═══ DATASET ROWS ═══

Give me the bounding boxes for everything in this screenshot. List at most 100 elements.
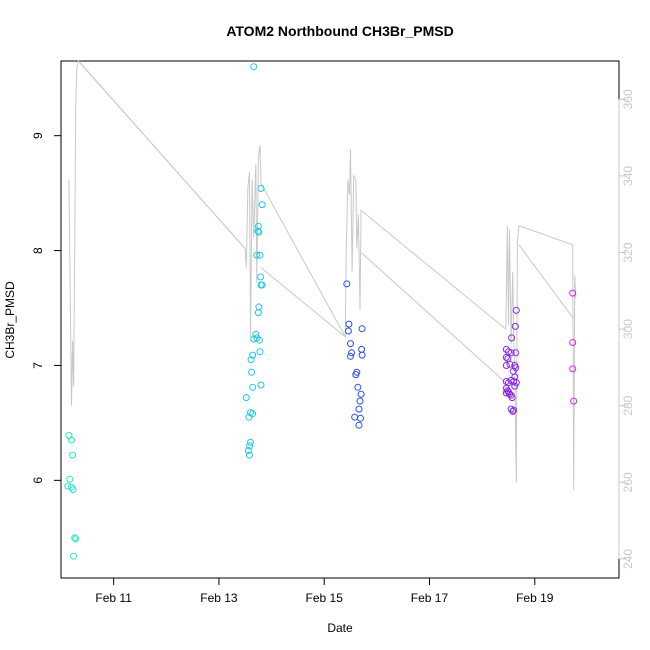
y-tick-label: 7 (31, 362, 45, 369)
data-point (254, 309, 262, 317)
x-tick-label: Feb 11 (95, 591, 132, 605)
x-tick-label: Feb 15 (306, 591, 344, 605)
data-point (358, 345, 366, 353)
data-point (502, 345, 510, 353)
x-tick-label: Feb 19 (516, 591, 554, 605)
data-point (512, 379, 520, 387)
x-axis: Feb 11 Feb 13 Feb 15 Feb 17 Feb 19 (95, 577, 554, 605)
y-axis: 6 7 8 9 (31, 132, 62, 484)
data-point (70, 552, 78, 560)
data-point (355, 421, 363, 429)
data-point (246, 451, 253, 459)
data-point (68, 436, 75, 444)
data-point (69, 486, 77, 493)
data-point (69, 451, 77, 459)
data-point (351, 413, 359, 421)
data-point (255, 228, 263, 236)
data-point (244, 447, 252, 454)
data-point (348, 349, 356, 357)
data-point (356, 397, 364, 405)
data-point (512, 349, 520, 357)
data-point (258, 201, 266, 209)
data-point (256, 251, 264, 259)
data-point (569, 289, 577, 297)
y-tick-label: 9 (31, 132, 45, 139)
data-point (248, 368, 256, 376)
data-point (255, 303, 263, 311)
y-tick-label: 6 (31, 477, 45, 484)
data-point (502, 362, 510, 369)
plot-box (60, 60, 620, 579)
data-point (253, 251, 261, 259)
data-point (257, 273, 264, 281)
y2-tick-label: 280 (621, 395, 635, 415)
data-point (511, 322, 519, 330)
secondary-line-layer (68, 59, 577, 490)
data-point (343, 280, 351, 288)
x-tick-label: Feb 17 (411, 591, 449, 605)
data-point (508, 334, 516, 342)
secondary-line-connector (77, 60, 246, 249)
data-point (72, 535, 80, 543)
data-point (506, 360, 514, 368)
secondary-line-connector (260, 267, 346, 338)
y2-axis: 240 260 280 300 320 340 360 (618, 89, 635, 569)
data-point (246, 442, 253, 450)
data-point (345, 320, 353, 328)
data-point (247, 356, 255, 364)
data-point (569, 339, 577, 346)
data-point (249, 383, 257, 391)
secondary-line-connector (518, 244, 574, 318)
data-point (64, 482, 72, 490)
x-tick-label: Feb 13 (200, 591, 238, 605)
data-point (358, 351, 366, 359)
data-point (250, 63, 258, 71)
data-point (245, 413, 253, 421)
data-point (247, 438, 254, 446)
data-point (508, 394, 516, 402)
data-point (347, 340, 354, 348)
data-point (502, 353, 510, 361)
data-point (352, 371, 360, 379)
y2-tick-label: 320 (621, 242, 635, 262)
y-axis-label: CH3Br_PMSD (3, 281, 17, 359)
data-point (344, 327, 352, 335)
data-point (66, 475, 74, 483)
data-point (71, 534, 79, 542)
data-point (347, 352, 354, 360)
data-point (357, 390, 365, 398)
data-point (358, 325, 366, 333)
secondary-line (68, 59, 577, 490)
data-point (512, 306, 520, 314)
data-point (511, 382, 519, 390)
data-point (355, 405, 363, 413)
y-tick-label: 8 (31, 247, 45, 254)
y2-tick-label: 340 (621, 166, 635, 186)
points-layer (64, 63, 578, 560)
data-point (249, 410, 257, 418)
y2-tick-label: 300 (621, 319, 635, 339)
data-point (357, 414, 364, 422)
secondary-line-connector (360, 252, 507, 384)
data-point (354, 383, 362, 391)
y2-tick-label: 260 (621, 472, 635, 492)
y2-tick-label: 360 (621, 89, 635, 109)
data-point (570, 397, 578, 405)
data-point (249, 351, 257, 359)
data-point (242, 394, 250, 402)
data-point (254, 227, 262, 235)
y2-tick-label: 240 (621, 549, 635, 569)
data-point (504, 355, 512, 363)
chart-title: ATOM2 Northbound CH3Br_PMSD (226, 23, 453, 39)
data-point (257, 381, 265, 389)
data-point (510, 406, 518, 414)
data-point (509, 407, 517, 415)
data-point (258, 281, 266, 289)
data-point (257, 185, 265, 192)
x-axis-label: Date (327, 621, 353, 635)
data-point (507, 349, 515, 357)
data-point (256, 348, 264, 356)
data-point (256, 336, 263, 344)
data-point (569, 365, 577, 373)
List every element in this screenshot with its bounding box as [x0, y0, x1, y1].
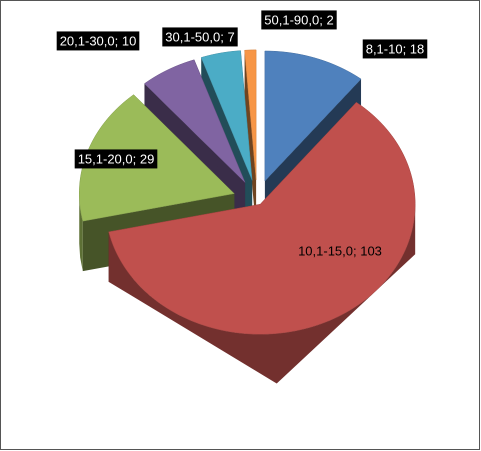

═══

### GIVEN REQUEST
Recast the rows above as a Markdown table with two columns, Number and Line, placing each line's sequence number under Number and the line itself under Line. Omit blank lines and the pictures.

### WRITTEN SOLUTION
| Number | Line |
|---|---|
| 1 | Give me the bounding boxes for everything in this screenshot. List at most 100 elements. |
| 2 | y-tick-label: 7 (31, 362, 45, 369) |
| 3 | data-point (254, 309, 262, 317) |
| 4 | x-tick-label: Feb 11 (95, 591, 132, 605) |
| 5 | x-tick-label: Feb 15 (306, 591, 344, 605) |
| 6 | data-point (358, 345, 366, 353) |
| 7 | data-point (502, 345, 510, 353) |
| 8 | x-tick-label: Feb 19 (516, 591, 554, 605) |
| 9 | data-point (512, 379, 520, 387) |
| 10 | x-axis: Feb 11 Feb 13 Feb 15 Feb 17 Feb 19 (95, 577, 554, 605) |
| 11 | y-axis: 6 7 8 9 (31, 132, 62, 484) |
| 12 | data-point (70, 552, 78, 560) |
| 13 | data-point (355, 421, 363, 429) |
| 14 | data-point (246, 451, 253, 459) |
| 15 | data-point (68, 436, 75, 444) |
| 16 | data-point (69, 486, 77, 493) |
| 17 | data-point (69, 451, 77, 459) |
| 18 | data-point (351, 413, 359, 421) |
| 19 | data-point (255, 228, 263, 236) |
| 20 | data-point (244, 447, 252, 454) |
| 21 | data-point (348, 349, 356, 357) |
| 22 | data-point (356, 397, 364, 405) |
| 23 | data-point (512, 349, 520, 357) |
| 24 | data-point (258, 201, 266, 209) |
| 25 | data-point (256, 251, 264, 259) |
| 26 | data-point (569, 289, 577, 297) |
| 27 | y-tick-label: 9 (31, 132, 45, 139) |
| 28 | data-point (248, 368, 256, 376) |
| 29 | data-point (255, 303, 263, 311) |
| 30 | y-tick-label: 6 (31, 477, 45, 484) |
| 31 | data-point (502, 362, 510, 369) |
| 32 | plot-box (60, 60, 620, 579) |
| 33 | data-point (253, 251, 261, 259) |
| 34 | data-point (257, 273, 264, 281) |
| 35 | y2-tick-label: 280 (621, 395, 635, 415) |
| 36 | data-point (511, 322, 519, 330) |
| 37 | secondary-line-layer (68, 59, 577, 490) |
| 38 | data-point (343, 280, 351, 288) |
| 39 | x-tick-label: Feb 17 (411, 591, 449, 605) |
| 40 | data-point (508, 334, 516, 342) |
| 41 | secondary-line-connector (77, 60, 246, 249) |
| 42 | data-point (72, 535, 80, 543) |
| 43 | data-point (506, 360, 514, 368) |
| 44 | secondary-line-connector (260, 267, 346, 338) |
| 45 | y2-axis: 240 260 280 300 320 340 360 (618, 89, 635, 569) |
| 46 | data-point (246, 442, 253, 450) |
| 47 | data-point (345, 320, 353, 328) |
| 48 | data-point (247, 356, 255, 364) |
| 49 | data-point (569, 339, 577, 346) |
| 50 | data-point (249, 383, 257, 391) |
| 51 | secondary-line-connector (518, 244, 574, 318) |
| 52 | data-point (64, 482, 72, 490) |
| 53 | x-tick-label: Feb 13 (200, 591, 238, 605) |
| 54 | data-point (358, 351, 366, 359) |
| 55 | data-point (250, 63, 258, 71) |
| 56 | data-point (245, 413, 253, 421) |
| 57 | data-point (247, 438, 254, 446) |
| 58 | data-point (508, 394, 516, 402) |
| 59 | data-point (347, 340, 354, 348) |
| 60 | data-point (502, 353, 510, 361) |
| 61 | data-point (352, 371, 360, 379) |
| 62 | y2-tick-label: 320 (621, 242, 635, 262) |
| 63 | y-axis-label: CH3Br_PMSD (3, 281, 17, 359) |
| 64 | data-point (344, 327, 352, 335) |
| 65 | data-point (66, 475, 74, 483) |
| 66 | data-point (71, 534, 79, 542) |
| 67 | data-point (347, 352, 354, 360) |
| 68 | data-point (357, 390, 365, 398) |
| 69 | data-point (358, 325, 366, 333) |
| 70 | secondary-line (68, 59, 577, 490) |
| 71 | data-point (512, 306, 520, 314) |
| 72 | data-point (511, 382, 519, 390) |
| 73 | data-point (355, 405, 363, 413) |
| 74 | y-tick-label: 8 (31, 247, 45, 254) |
| 75 | y2-tick-label: 340 (621, 166, 635, 186) |
| 76 | points-layer (64, 63, 578, 560) |
| 77 | data-point (249, 410, 257, 418) |
| 78 | y2-tick-label: 300 (621, 319, 635, 339) |
| 79 | data-point (357, 414, 364, 422) |
| 80 | secondary-line-connector (360, 252, 507, 384) |
| 81 | data-point (354, 383, 362, 391) |
| 82 | y2-tick-label: 260 (621, 472, 635, 492) |
| 83 | y2-tick-label: 360 (621, 89, 635, 109) |
| 84 | data-point (570, 397, 578, 405) |
| 85 | data-point (249, 351, 257, 359) |
| 86 | data-point (242, 394, 250, 402) |
| 87 | data-point (254, 227, 262, 235) |
| 88 | y2-tick-label: 240 (621, 549, 635, 569) |
| 89 | data-point (504, 355, 512, 363) |
| 90 | chart-title: ATOM2 Northbound CH3Br_PMSD (226, 23, 453, 39) |
| 91 | data-point (257, 381, 265, 389) |
| 92 | data-point (510, 406, 518, 414) |
| 93 | data-point (509, 407, 517, 415) |
| 94 | data-point (258, 281, 266, 289) |
| 95 | data-point (257, 185, 265, 192) |
| 96 | x-axis-label: Date (327, 621, 353, 635) |
| 97 | data-point (507, 349, 515, 357) |
| 98 | data-point (256, 348, 264, 356) |
| 99 | data-point (256, 336, 263, 344) |
| 100 | data-point (569, 365, 577, 373) |
| 101 | List every element in this screenshot with its bounding box as [x0, y0, x1, y1]. |